----- ENTRIES SHOWN

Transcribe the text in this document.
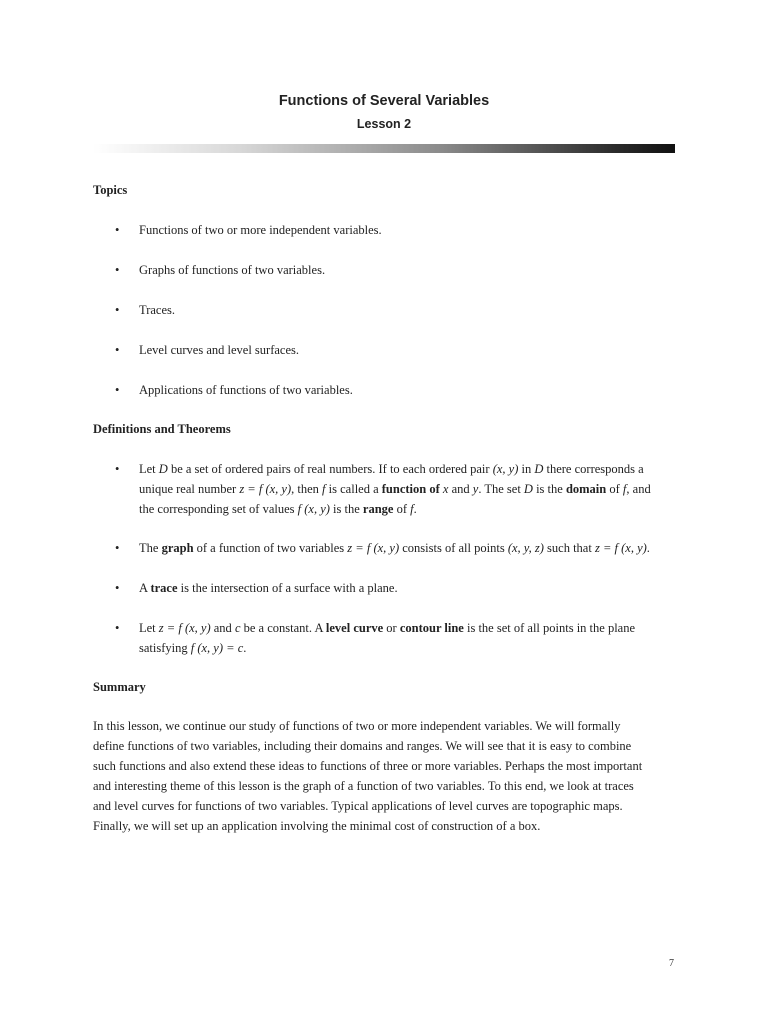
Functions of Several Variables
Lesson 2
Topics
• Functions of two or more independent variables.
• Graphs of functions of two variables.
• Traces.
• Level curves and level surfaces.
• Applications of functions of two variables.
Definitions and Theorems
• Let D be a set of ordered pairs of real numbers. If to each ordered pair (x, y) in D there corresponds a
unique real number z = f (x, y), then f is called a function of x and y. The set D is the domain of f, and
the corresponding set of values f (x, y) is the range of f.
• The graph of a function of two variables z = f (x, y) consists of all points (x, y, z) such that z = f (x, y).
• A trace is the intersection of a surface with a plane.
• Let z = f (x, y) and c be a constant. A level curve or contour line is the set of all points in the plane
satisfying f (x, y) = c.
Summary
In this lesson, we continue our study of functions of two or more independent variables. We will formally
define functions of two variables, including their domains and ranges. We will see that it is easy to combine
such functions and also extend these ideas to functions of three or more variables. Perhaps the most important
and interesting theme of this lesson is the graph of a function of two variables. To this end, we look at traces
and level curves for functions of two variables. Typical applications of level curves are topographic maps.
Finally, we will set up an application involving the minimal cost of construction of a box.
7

----------
----- ENTRIES SHOWN

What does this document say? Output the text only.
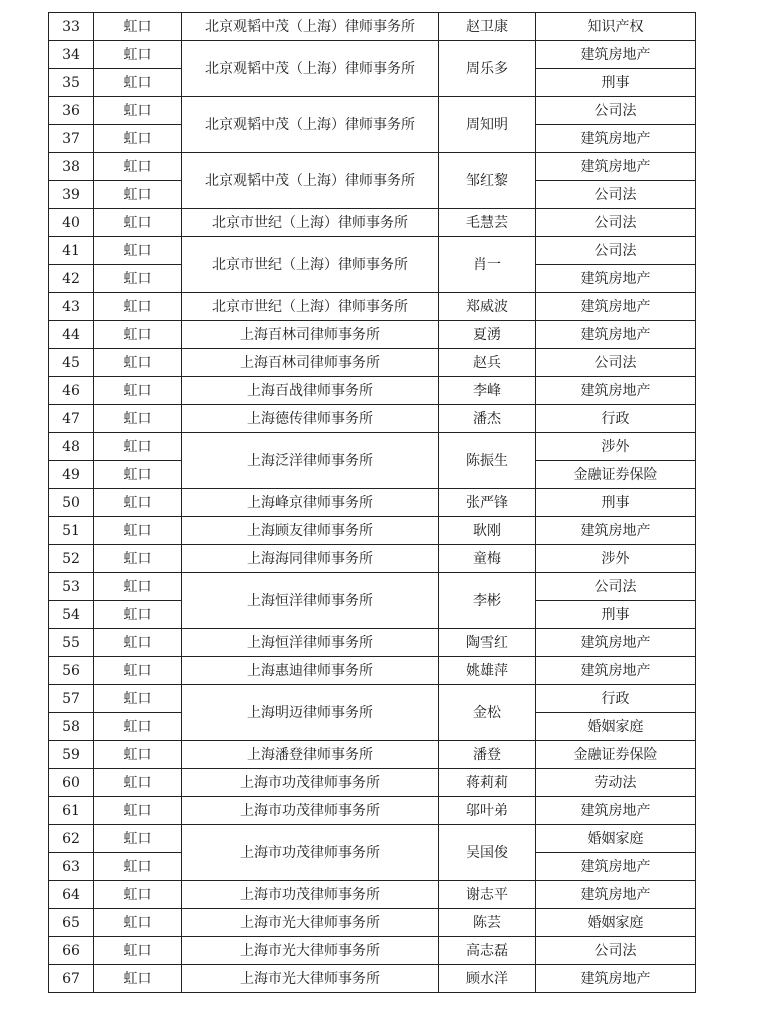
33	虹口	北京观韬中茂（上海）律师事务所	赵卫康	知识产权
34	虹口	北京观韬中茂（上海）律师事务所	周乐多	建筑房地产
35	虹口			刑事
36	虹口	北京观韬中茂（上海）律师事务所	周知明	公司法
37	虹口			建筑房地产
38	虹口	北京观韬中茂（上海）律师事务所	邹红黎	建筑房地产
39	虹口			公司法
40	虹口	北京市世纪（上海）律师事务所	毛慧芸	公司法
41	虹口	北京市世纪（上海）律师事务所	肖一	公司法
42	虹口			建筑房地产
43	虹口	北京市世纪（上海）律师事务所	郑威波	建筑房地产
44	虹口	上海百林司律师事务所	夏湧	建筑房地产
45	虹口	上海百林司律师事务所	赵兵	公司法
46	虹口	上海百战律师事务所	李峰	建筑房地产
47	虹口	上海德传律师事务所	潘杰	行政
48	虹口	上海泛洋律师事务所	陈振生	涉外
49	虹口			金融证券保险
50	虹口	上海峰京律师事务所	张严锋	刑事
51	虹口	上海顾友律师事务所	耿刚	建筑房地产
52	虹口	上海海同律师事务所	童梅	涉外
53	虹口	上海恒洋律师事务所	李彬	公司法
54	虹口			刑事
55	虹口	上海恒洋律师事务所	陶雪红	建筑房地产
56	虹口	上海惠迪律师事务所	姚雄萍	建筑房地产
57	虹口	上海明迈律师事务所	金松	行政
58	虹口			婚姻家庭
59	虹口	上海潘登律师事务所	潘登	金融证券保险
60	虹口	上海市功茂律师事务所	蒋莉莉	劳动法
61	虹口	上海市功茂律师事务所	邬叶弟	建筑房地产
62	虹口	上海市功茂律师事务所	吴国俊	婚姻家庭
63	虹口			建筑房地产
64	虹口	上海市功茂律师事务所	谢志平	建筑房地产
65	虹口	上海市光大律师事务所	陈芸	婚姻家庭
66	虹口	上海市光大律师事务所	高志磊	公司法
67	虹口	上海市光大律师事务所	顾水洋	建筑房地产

----------

CHALLENGE:
Which lines hold the word "real"? Copy all of them.

ANSWER BELOW:
• Let D be a set of ordered pairs of real numbers. If to each ordered pair (x, y) in D there corresponds a
unique real number z = f (x, y), then f is called a function of x and y. The set D is the domain of f, and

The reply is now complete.